**EXERCISE INSTRUCTIONS:**
Reproduce all of the data exactly.

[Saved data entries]
Begin
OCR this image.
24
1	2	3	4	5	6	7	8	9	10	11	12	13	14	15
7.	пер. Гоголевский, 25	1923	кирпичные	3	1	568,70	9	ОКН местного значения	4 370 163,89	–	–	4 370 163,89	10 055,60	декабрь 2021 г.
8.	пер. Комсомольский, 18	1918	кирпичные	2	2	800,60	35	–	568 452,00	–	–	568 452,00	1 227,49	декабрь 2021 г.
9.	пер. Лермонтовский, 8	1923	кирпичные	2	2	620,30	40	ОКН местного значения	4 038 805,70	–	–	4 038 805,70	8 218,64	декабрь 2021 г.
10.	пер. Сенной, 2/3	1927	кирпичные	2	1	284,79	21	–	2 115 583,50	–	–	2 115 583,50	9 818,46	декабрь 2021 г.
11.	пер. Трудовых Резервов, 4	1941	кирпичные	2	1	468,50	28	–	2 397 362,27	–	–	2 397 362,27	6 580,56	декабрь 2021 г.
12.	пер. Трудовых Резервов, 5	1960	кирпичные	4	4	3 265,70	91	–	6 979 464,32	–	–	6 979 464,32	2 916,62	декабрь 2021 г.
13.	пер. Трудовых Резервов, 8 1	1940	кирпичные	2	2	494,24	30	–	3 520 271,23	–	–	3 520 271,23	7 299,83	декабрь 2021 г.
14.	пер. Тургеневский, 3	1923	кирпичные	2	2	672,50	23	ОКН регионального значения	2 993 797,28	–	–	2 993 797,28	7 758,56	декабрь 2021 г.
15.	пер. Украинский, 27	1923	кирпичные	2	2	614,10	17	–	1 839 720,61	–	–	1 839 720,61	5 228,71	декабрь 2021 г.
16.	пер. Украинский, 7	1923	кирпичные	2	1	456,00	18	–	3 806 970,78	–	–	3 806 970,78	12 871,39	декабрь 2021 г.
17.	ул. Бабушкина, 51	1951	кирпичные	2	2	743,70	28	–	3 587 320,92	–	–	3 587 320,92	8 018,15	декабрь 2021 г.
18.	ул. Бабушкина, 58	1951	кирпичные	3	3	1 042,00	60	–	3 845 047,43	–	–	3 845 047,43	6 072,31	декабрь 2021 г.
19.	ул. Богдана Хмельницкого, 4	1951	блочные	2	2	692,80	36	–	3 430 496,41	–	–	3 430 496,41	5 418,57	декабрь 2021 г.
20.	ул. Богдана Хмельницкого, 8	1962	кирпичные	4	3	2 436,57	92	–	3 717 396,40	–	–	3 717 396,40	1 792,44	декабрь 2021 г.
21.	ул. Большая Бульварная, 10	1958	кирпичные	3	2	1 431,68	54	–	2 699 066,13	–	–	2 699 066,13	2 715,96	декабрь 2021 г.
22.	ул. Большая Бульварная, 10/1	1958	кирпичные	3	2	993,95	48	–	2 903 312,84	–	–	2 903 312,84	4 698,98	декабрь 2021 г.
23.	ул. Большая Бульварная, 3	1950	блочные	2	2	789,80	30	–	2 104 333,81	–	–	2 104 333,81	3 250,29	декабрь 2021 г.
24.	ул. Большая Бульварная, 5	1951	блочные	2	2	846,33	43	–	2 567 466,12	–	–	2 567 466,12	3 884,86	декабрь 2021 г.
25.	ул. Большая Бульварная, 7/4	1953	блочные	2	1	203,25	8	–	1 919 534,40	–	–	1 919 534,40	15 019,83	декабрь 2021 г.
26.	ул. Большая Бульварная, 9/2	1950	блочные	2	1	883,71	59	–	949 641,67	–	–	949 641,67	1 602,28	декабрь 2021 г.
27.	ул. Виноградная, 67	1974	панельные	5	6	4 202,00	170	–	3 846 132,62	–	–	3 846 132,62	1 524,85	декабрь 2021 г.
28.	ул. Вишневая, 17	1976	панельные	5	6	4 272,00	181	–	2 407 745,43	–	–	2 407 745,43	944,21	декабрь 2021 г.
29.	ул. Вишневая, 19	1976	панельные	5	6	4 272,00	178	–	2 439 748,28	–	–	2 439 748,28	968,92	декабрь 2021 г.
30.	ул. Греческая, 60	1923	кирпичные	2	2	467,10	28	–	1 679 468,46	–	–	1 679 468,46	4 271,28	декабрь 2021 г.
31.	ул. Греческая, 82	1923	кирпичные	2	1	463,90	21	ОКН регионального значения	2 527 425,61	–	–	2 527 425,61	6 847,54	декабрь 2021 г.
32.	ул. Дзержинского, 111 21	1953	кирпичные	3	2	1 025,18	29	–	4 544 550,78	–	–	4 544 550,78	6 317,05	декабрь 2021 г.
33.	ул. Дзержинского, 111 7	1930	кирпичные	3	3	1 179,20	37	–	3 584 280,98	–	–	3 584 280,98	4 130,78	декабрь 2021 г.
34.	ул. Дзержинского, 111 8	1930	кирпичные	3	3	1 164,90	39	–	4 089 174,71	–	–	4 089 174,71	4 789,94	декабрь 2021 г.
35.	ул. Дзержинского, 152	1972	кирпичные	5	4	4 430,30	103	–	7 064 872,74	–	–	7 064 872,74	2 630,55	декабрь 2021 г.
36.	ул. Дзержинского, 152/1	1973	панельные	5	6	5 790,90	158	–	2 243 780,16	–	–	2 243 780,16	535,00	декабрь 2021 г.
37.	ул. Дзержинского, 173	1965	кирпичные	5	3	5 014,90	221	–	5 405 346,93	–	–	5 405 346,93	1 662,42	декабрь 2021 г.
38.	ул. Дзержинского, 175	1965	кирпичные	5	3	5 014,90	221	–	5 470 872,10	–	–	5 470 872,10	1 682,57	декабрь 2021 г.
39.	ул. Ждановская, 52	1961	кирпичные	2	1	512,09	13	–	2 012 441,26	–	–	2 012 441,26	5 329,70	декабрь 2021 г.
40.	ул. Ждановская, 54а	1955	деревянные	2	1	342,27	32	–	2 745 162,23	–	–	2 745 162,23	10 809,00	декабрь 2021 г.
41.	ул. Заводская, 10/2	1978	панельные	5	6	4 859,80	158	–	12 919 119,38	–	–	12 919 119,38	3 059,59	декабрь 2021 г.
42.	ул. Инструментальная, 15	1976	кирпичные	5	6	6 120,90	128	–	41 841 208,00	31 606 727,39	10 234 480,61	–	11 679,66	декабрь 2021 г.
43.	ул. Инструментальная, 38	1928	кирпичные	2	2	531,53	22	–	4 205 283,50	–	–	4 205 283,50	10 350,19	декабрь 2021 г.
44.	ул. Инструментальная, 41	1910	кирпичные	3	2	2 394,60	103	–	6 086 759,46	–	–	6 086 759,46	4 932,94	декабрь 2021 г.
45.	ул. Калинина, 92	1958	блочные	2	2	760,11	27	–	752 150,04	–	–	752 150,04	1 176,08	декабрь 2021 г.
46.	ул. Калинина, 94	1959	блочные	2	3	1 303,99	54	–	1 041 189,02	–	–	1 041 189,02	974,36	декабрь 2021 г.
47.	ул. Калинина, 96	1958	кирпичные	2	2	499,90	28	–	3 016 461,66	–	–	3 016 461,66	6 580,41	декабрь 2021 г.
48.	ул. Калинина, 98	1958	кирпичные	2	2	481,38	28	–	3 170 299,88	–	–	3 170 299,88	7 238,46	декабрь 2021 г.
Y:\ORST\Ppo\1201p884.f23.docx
End
**RESULT OF THE TASK:**
OCR this image.
24
1	2	3	4	5	6	7	8	9	10	11	12	13	14	15
7.	пер. Гоголевский, 25	1923	кирпичные	3	1	568,70	9	ОКН местного значения	4 370 163,89	–	–	4 370 163,89	10 055,60	декабрь 2021 г.
8.	пер. Комсомольский, 18	1918	кирпичные	2	2	800,60	35	–	568 452,00	–	–	568 452,00	1 227,49	декабрь 2021 г.
9.	пер. Лермонтовский, 8	1923	кирпичные	2	2	620,30	40	ОКН местного значения	4 038 805,70	–	–	4 038 805,70	8 218,64	декабрь 2021 г.
10.	пер. Сенной, 2/3	1927	кирпичные	2	1	284,79	21	–	2 115 583,50	–	–	2 115 583,50	9 818,46	декабрь 2021 г.
11.	пер. Трудовых Резервов, 4	1941	кирпичные	2	1	468,50	28	–	2 397 362,27	–	–	2 397 362,27	6 580,56	декабрь 2021 г.
12.	пер. Трудовых Резервов, 5	1960	кирпичные	4	4	3 265,70	91	–	6 979 464,32	–	–	6 979 464,32	2 916,62	декабрь 2021 г.
13.	пер. Трудовых Резервов, 8 1	1940	кирпичные	2	2	494,24	30	–	3 520 271,23	–	–	3 520 271,23	7 299,83	декабрь 2021 г.
14.	пер. Тургеневский, 3	1923	кирпичные	2	2	672,50	23	ОКН регионального значения	2 993 797,28	–	–	2 993 797,28	7 758,56	декабрь 2021 г.
15.	пер. Украинский, 27	1923	кирпичные	2	2	614,10	17	–	1 839 720,61	–	–	1 839 720,61	5 228,71	декабрь 2021 г.
16.	пер. Украинский, 7	1923	кирпичные	2	1	456,00	18	–	3 806 970,78	–	–	3 806 970,78	12 871,39	декабрь 2021 г.
17.	ул. Бабушкина, 51	1951	кирпичные	2	2	743,70	28	–	3 587 320,92	–	–	3 587 320,92	8 018,15	декабрь 2021 г.
18.	ул. Бабушкина, 58	1951	кирпичные	3	3	1 042,00	60	–	3 845 047,43	–	–	3 845 047,43	6 072,31	декабрь 2021 г.
19.	ул. Богдана Хмельницкого, 4	1951	блочные	2	2	692,80	36	–	3 430 496,41	–	–	3 430 496,41	5 418,57	декабрь 2021 г.
20.	ул. Богдана Хмельницкого, 8	1962	кирпичные	4	3	2 436,57	92	–	3 717 396,40	–	–	3 717 396,40	1 792,44	декабрь 2021 г.
21.	ул. Большая Бульварная, 10	1958	кирпичные	3	2	1 431,68	54	–	2 699 066,13	–	–	2 699 066,13	2 715,96	декабрь 2021 г.
22.	ул. Большая Бульварная, 10/1	1958	кирпичные	3	2	993,95	48	–	2 903 312,84	–	–	2 903 312,84	4 698,98	декабрь 2021 г.
23.	ул. Большая Бульварная, 3	1950	блочные	2	2	789,80	30	–	2 104 333,81	–	–	2 104 333,81	3 250,29	декабрь 2021 г.
24.	ул. Большая Бульварная, 5	1951	блочные	2	2	846,33	43	–	2 567 466,12	–	–	2 567 466,12	3 884,86	декабрь 2021 г.
25.	ул. Большая Бульварная, 7/4	1953	блочные	2	1	203,25	8	–	1 919 534,40	–	–	1 919 534,40	15 019,83	декабрь 2021 г.
26.	ул. Большая Бульварная, 9/2	1950	блочные	2	1	883,71	59	–	949 641,67	–	–	949 641,67	1 602,28	декабрь 2021 г.
27.	ул. Виноградная, 67	1974	панельные	5	6	4 202,00	170	–	3 846 132,62	–	–	3 846 132,62	1 524,85	декабрь 2021 г.
28.	ул. Вишневая, 17	1976	панельные	5	6	4 272,00	181	–	2 407 745,43	–	–	2 407 745,43	944,21	декабрь 2021 г.
29.	ул. Вишневая, 19	1976	панельные	5	6	4 272,00	178	–	2 439 748,28	–	–	2 439 748,28	968,92	декабрь 2021 г.
30.	ул. Греческая, 60	1923	кирпичные	2	2	467,10	28	–	1 679 468,46	–	–	1 679 468,46	4 271,28	декабрь 2021 г.
31.	ул. Греческая, 82	1923	кирпичные	2	1	463,90	21	ОКН регионального значения	2 527 425,61	–	–	2 527 425,61	6 847,54	декабрь 2021 г.
32.	ул. Дзержинского, 111 21	1953	кирпичные	3	2	1 025,18	29	–	4 544 550,78	–	–	4 544 550,78	6 317,05	декабрь 2021 г.
33.	ул. Дзержинского, 111 7	1930	кирпичные	3	3	1 179,20	37	–	3 584 280,98	–	–	3 584 280,98	4 130,78	декабрь 2021 г.
34.	ул. Дзержинского, 111 8	1930	кирпичные	3	3	1 164,90	39	–	4 089 174,71	–	–	4 089 174,71	4 789,94	декабрь 2021 г.
35.	ул. Дзержинского, 152	1972	кирпичные	5	4	4 430,30	103	–	7 064 872,74	–	–	7 064 872,74	2 630,55	декабрь 2021 г.
36.	ул. Дзержинского, 152/1	1973	панельные	5	6	5 790,90	158	–	2 243 780,16	–	–	2 243 780,16	535,00	декабрь 2021 г.
37.	ул. Дзержинского, 173	1965	кирпичные	5	3	5 014,90	221	–	5 405 346,93	–	–	5 405 346,93	1 662,42	декабрь 2021 г.
38.	ул. Дзержинского, 175	1965	кирпичные	5	3	5 014,90	221	–	5 470 872,10	–	–	5 470 872,10	1 682,57	декабрь 2021 г.
39.	ул. Ждановская, 52	1961	кирпичные	2	1	512,09	13	–	2 012 441,26	–	–	2 012 441,26	5 329,70	декабрь 2021 г.
40.	ул. Ждановская, 54а	1955	деревянные	2	1	342,27	32	–	2 745 162,23	–	–	2 745 162,23	10 809,00	декабрь 2021 г.
41.	ул. Заводская, 10/2	1978	панельные	5	6	4 859,80	158	–	12 919 119,38	–	–	12 919 119,38	3 059,59	декабрь 2021 г.
42.	ул. Инструментальная, 15	1976	кирпичные	5	6	6 120,90	128	–	41 841 208,00	31 606 727,39	10 234 480,61	–	11 679,66	декабрь 2021 г.
43.	ул. Инструментальная, 38	1928	кирпичные	2	2	531,53	22	–	4 205 283,50	–	–	4 205 283,50	10 350,19	декабрь 2021 г.
44.	ул. Инструментальная, 41	1910	кирпичные	3	2	2 394,60	103	–	6 086 759,46	–	–	6 086 759,46	4 932,94	декабрь 2021 г.
45.	ул. Калинина, 92	1958	блочные	2	2	760,11	27	–	752 150,04	–	–	752 150,04	1 176,08	декабрь 2021 г.
46.	ул. Калинина, 94	1959	блочные	2	3	1 303,99	54	–	1 041 189,02	–	–	1 041 189,02	974,36	декабрь 2021 г.
47.	ул. Калинина, 96	1958	кирпичные	2	2	499,90	28	–	3 016 461,66	–	–	3 016 461,66	6 580,41	декабрь 2021 г.
48.	ул. Калинина, 98	1958	кирпичные	2	2	481,38	28	–	3 170 299,88	–	–	3 170 299,88	7 238,46	декабрь 2021 г.
Y:\ORST\Ppo\1201p884.f23.docx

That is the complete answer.